Data excerpts

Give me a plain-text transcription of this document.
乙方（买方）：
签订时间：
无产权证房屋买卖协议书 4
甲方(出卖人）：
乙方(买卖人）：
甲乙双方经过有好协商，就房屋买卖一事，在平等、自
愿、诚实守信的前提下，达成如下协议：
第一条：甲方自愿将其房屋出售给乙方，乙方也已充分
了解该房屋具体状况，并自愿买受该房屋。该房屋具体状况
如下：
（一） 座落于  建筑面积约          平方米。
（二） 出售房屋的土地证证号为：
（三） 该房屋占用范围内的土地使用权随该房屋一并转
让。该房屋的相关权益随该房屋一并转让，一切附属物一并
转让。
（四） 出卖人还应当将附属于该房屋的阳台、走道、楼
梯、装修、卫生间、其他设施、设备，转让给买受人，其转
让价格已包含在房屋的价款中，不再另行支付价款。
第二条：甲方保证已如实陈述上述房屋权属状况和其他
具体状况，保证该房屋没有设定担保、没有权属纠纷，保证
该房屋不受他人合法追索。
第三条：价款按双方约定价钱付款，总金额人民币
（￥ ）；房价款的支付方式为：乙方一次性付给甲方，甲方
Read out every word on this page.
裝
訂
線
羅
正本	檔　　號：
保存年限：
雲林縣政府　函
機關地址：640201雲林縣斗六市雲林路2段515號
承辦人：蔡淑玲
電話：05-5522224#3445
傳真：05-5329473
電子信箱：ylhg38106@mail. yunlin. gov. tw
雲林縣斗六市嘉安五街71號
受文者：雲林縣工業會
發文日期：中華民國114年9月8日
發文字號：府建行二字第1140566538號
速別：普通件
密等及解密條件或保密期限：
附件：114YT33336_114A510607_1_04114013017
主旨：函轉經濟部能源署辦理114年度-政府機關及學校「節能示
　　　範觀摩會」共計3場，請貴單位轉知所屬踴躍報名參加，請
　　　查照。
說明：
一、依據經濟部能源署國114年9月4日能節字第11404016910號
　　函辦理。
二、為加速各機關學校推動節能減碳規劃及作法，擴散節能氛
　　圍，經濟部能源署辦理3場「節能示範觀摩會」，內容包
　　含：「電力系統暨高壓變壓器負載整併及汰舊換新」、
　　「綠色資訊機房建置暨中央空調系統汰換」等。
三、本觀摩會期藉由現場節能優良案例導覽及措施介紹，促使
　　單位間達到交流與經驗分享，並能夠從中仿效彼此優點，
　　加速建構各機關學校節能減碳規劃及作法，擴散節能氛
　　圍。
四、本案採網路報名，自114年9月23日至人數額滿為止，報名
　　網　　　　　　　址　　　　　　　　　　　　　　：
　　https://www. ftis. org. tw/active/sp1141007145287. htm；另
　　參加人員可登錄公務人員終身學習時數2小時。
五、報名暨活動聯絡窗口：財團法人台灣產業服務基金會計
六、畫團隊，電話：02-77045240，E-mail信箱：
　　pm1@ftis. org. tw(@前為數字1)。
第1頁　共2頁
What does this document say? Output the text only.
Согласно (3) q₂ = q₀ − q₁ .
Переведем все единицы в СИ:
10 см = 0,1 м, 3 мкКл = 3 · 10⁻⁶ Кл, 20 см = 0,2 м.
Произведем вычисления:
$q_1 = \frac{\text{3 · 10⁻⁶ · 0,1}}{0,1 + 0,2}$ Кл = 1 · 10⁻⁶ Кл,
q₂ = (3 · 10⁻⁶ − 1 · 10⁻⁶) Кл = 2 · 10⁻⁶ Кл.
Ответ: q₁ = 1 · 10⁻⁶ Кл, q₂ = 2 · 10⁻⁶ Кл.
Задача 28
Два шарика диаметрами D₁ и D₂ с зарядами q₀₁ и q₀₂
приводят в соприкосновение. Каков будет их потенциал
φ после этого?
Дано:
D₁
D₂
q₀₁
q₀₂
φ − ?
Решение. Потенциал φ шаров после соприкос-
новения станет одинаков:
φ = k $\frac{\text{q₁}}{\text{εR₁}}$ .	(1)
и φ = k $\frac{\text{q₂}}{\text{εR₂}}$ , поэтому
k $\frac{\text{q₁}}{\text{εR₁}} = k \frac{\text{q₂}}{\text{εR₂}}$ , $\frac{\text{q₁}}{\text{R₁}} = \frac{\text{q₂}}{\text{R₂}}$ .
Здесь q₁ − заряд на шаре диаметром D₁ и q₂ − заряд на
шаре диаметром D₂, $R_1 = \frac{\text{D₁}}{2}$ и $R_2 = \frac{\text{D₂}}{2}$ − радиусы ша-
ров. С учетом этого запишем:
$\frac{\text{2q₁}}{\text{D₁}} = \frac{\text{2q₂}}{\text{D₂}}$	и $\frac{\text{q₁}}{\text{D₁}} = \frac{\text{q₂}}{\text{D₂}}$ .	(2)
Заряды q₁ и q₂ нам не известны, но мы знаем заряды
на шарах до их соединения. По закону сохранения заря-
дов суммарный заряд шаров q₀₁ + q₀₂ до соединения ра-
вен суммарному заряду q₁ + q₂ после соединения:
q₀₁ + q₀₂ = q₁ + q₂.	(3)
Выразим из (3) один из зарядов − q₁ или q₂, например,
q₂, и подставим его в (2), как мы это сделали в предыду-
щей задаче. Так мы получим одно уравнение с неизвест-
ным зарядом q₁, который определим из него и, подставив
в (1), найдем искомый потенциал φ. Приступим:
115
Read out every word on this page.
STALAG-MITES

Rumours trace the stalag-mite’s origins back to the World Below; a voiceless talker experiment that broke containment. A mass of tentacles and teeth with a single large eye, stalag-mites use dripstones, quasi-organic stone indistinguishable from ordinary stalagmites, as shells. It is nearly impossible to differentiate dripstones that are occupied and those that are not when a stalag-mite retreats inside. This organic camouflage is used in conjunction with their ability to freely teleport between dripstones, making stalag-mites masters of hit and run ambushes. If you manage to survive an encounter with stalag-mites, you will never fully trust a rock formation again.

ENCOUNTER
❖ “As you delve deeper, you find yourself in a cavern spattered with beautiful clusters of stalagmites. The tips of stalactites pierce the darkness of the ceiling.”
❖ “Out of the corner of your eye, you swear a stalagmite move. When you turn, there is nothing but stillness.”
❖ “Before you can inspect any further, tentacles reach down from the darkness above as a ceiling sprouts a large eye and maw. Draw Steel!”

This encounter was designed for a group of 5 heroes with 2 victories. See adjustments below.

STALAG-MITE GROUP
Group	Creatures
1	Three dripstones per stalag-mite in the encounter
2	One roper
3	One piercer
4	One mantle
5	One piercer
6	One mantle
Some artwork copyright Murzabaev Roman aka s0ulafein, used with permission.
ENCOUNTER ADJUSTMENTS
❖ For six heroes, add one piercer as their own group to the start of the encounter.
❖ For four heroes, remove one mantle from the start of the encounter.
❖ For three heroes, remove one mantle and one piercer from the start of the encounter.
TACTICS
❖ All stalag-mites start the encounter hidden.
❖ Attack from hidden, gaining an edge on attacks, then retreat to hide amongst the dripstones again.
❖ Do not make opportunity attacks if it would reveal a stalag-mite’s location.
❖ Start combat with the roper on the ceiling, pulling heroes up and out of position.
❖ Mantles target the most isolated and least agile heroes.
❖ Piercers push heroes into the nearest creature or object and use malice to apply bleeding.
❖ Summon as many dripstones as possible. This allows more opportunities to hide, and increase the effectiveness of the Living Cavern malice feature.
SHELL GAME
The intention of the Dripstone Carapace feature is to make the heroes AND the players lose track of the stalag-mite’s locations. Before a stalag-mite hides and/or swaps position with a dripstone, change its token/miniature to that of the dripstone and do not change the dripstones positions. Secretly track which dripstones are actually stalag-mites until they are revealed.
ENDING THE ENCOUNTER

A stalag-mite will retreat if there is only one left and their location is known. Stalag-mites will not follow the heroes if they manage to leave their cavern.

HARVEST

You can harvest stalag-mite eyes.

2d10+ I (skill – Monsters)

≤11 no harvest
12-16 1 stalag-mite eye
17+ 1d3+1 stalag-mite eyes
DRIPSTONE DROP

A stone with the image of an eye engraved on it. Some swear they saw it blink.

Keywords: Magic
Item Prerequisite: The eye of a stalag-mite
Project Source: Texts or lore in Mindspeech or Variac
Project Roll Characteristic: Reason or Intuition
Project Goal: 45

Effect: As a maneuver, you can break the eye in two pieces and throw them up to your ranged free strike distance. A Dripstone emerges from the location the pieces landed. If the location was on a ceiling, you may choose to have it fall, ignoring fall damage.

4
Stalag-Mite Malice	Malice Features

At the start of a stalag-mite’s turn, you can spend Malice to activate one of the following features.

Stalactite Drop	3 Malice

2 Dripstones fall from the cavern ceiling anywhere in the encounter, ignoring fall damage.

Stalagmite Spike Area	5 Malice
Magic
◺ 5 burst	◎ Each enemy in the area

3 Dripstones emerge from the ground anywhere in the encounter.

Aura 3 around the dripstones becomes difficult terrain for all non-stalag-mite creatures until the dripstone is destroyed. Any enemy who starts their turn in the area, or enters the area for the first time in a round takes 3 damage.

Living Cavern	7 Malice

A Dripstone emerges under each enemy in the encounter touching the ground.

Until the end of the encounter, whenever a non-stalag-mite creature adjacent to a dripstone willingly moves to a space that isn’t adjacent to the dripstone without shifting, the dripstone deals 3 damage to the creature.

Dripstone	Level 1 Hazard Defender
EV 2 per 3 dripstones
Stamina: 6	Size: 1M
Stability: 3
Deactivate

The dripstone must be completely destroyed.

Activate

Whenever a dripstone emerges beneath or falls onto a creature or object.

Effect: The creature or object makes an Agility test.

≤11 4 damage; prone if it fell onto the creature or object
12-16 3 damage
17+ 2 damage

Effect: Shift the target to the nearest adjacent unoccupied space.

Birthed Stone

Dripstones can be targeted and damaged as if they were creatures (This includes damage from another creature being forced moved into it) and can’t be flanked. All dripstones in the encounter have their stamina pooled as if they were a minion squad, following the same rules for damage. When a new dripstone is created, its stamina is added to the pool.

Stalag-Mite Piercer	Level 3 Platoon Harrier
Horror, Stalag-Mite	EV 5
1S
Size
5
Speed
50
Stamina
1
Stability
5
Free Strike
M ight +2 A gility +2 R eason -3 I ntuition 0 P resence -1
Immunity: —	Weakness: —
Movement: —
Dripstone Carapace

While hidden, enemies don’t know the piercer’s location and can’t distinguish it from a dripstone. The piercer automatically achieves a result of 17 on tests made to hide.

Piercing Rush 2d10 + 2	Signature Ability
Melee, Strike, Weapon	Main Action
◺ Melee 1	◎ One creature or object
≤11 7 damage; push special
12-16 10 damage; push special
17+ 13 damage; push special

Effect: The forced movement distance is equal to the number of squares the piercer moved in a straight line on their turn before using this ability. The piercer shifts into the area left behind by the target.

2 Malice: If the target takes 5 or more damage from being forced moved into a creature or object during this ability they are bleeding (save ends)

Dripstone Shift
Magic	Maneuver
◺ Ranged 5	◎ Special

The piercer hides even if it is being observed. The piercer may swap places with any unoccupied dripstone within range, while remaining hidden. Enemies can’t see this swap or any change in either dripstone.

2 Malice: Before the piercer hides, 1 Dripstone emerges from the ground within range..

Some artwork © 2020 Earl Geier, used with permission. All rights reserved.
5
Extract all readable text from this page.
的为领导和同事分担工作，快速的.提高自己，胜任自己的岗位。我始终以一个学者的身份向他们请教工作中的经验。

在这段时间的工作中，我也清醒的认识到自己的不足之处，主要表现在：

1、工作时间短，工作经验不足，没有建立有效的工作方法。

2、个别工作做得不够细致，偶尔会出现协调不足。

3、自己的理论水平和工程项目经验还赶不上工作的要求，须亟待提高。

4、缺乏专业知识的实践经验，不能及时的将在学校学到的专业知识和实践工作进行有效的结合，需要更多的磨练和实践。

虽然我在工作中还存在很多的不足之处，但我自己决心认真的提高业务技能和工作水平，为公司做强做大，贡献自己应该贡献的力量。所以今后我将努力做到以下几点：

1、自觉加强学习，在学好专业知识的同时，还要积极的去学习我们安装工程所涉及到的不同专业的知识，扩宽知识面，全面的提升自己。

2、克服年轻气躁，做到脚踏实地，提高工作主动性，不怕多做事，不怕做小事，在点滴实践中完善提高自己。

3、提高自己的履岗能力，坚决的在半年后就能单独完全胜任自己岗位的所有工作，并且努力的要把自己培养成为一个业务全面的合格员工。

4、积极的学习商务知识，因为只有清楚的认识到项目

CHALLENGE:
Write out again, exactly, the lines from the one holding "Extract all readable text from this page." through the end of the listing, with both ends included.

TASK ANSWER:
Extract all readable text from this page.
的为领导和同事分担工作，快速的.提高自己，胜任自己的岗位。我始终以一个学者的身份向他们请教工作中的经验。

在这段时间的工作中，我也清醒的认识到自己的不足之处，主要表现在：

1、工作时间短，工作经验不足，没有建立有效的工作方法。

2、个别工作做得不够细致，偶尔会出现协调不足。

3、自己的理论水平和工程项目经验还赶不上工作的要求，须亟待提高。

4、缺乏专业知识的实践经验，不能及时的将在学校学到的专业知识和实践工作进行有效的结合，需要更多的磨练和实践。

虽然我在工作中还存在很多的不足之处，但我自己决心认真的提高业务技能和工作水平，为公司做强做大，贡献自己应该贡献的力量。所以今后我将努力做到以下几点：

1、自觉加强学习，在学好专业知识的同时，还要积极的去学习我们安装工程所涉及到的不同专业的知识，扩宽知识面，全面的提升自己。

2、克服年轻气躁，做到脚踏实地，提高工作主动性，不怕多做事，不怕做小事，在点滴实践中完善提高自己。

3、提高自己的履岗能力，坚决的在半年后就能单独完全胜任自己岗位的所有工作，并且努力的要把自己培养成为一个业务全面的合格员工。

4、积极的学习商务知识，因为只有清楚的认识到项目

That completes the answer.